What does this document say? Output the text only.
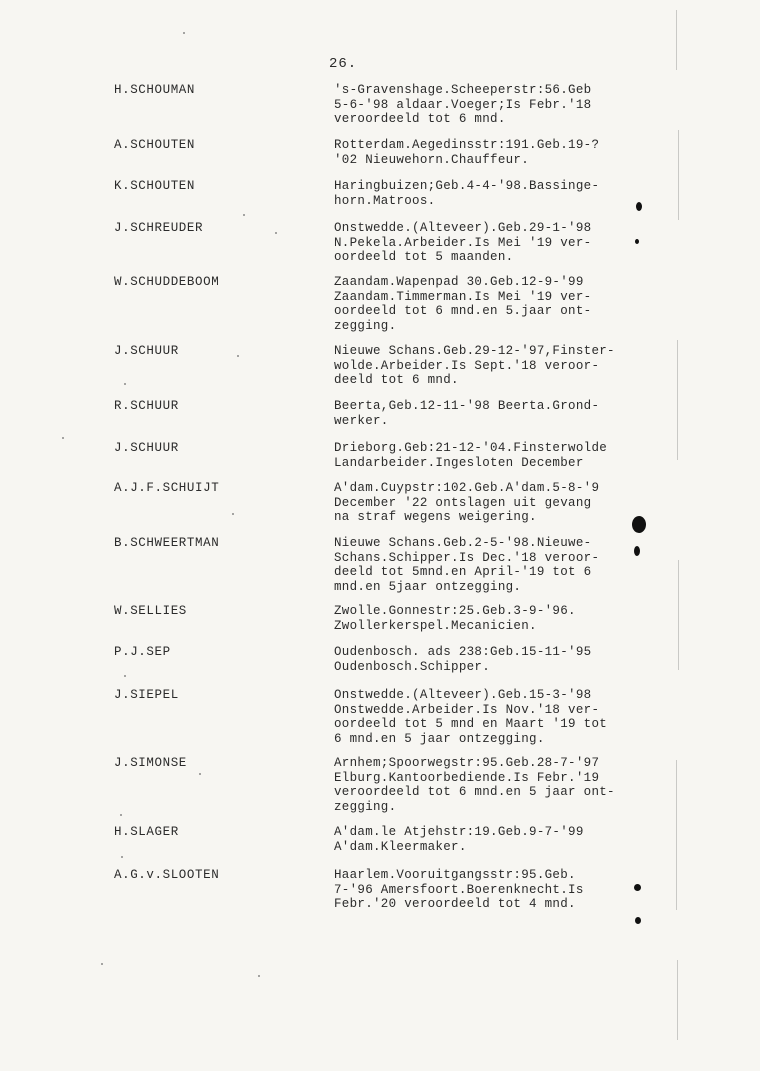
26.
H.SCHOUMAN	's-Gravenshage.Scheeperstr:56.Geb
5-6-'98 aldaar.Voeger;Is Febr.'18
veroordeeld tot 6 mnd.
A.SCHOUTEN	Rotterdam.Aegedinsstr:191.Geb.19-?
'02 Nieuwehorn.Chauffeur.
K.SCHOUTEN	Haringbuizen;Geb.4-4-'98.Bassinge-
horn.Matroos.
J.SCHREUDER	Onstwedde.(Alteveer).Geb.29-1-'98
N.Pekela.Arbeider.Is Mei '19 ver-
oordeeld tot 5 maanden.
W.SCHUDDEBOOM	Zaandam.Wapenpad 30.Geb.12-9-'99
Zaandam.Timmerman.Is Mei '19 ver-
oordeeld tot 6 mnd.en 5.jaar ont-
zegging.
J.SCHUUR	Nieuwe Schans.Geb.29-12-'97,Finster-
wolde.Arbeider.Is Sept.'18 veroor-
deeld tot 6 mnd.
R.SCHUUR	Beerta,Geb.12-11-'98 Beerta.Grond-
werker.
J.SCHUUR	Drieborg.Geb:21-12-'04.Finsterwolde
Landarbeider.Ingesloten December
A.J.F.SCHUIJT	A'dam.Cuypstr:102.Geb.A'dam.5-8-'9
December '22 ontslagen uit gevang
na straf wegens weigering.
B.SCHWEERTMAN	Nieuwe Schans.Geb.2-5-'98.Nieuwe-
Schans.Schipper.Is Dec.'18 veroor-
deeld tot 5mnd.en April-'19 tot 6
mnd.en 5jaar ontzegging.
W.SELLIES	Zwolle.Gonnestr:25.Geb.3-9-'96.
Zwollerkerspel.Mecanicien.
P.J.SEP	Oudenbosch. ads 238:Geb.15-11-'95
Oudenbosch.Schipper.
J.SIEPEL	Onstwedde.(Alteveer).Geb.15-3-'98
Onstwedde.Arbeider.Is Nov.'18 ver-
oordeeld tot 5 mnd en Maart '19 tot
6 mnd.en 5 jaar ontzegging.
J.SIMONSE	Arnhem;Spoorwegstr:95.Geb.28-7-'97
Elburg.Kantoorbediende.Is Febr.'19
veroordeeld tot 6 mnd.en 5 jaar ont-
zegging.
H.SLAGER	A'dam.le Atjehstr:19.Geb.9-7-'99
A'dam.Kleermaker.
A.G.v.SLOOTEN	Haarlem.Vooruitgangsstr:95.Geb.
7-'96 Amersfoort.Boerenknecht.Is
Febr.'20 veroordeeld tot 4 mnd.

::::::

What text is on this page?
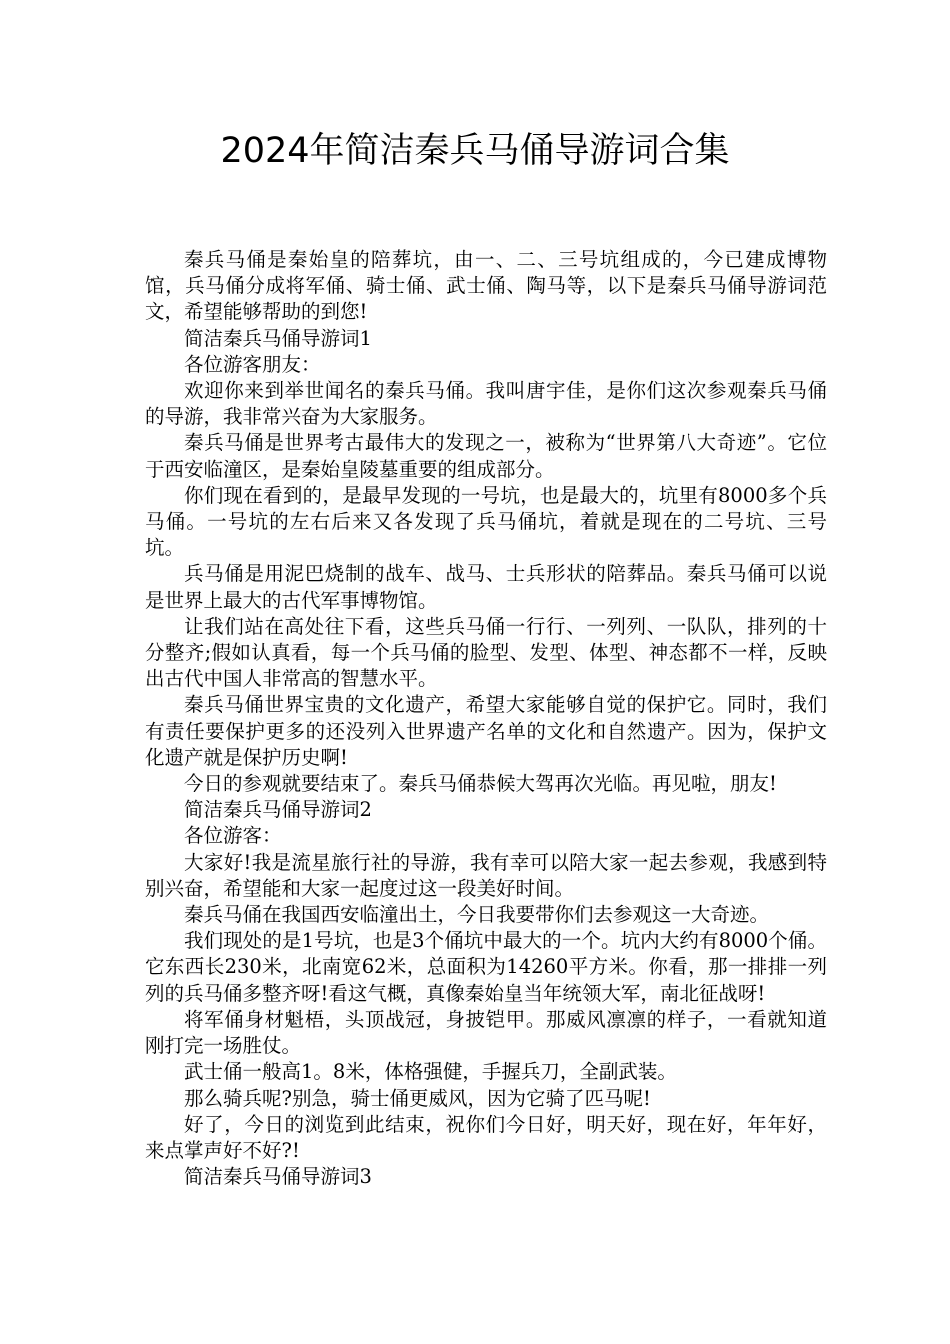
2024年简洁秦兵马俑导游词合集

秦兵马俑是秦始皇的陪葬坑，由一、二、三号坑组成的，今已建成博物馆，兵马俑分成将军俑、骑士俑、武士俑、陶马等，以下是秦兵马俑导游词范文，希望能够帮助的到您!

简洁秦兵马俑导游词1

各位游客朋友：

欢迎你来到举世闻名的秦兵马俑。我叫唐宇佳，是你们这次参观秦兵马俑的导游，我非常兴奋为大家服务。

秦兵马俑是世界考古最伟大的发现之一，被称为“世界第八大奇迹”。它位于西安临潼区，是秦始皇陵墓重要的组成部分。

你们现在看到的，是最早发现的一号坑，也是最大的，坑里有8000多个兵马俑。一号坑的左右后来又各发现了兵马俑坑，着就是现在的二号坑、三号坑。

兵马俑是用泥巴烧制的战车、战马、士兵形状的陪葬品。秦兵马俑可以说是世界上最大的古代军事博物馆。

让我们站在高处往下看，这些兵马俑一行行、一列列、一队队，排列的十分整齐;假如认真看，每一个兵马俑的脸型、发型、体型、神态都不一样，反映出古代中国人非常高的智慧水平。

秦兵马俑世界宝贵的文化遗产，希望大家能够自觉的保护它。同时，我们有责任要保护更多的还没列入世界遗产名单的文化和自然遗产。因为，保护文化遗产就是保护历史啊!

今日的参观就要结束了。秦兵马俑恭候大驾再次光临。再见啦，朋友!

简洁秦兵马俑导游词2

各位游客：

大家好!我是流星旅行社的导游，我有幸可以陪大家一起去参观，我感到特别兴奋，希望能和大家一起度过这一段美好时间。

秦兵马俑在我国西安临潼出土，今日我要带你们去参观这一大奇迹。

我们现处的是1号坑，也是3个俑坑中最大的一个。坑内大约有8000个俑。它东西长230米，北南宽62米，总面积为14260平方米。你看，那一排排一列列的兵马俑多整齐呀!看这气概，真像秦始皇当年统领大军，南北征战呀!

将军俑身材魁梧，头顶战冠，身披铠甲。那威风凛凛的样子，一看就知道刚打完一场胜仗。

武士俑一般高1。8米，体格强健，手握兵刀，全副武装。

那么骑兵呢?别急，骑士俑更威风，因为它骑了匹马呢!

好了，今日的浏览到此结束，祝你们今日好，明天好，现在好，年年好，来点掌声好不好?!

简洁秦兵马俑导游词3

::::::

* **SHORT TASK**:
Give the count of lines holding the word "text" and nothing more.

* **THE REPLY**:
2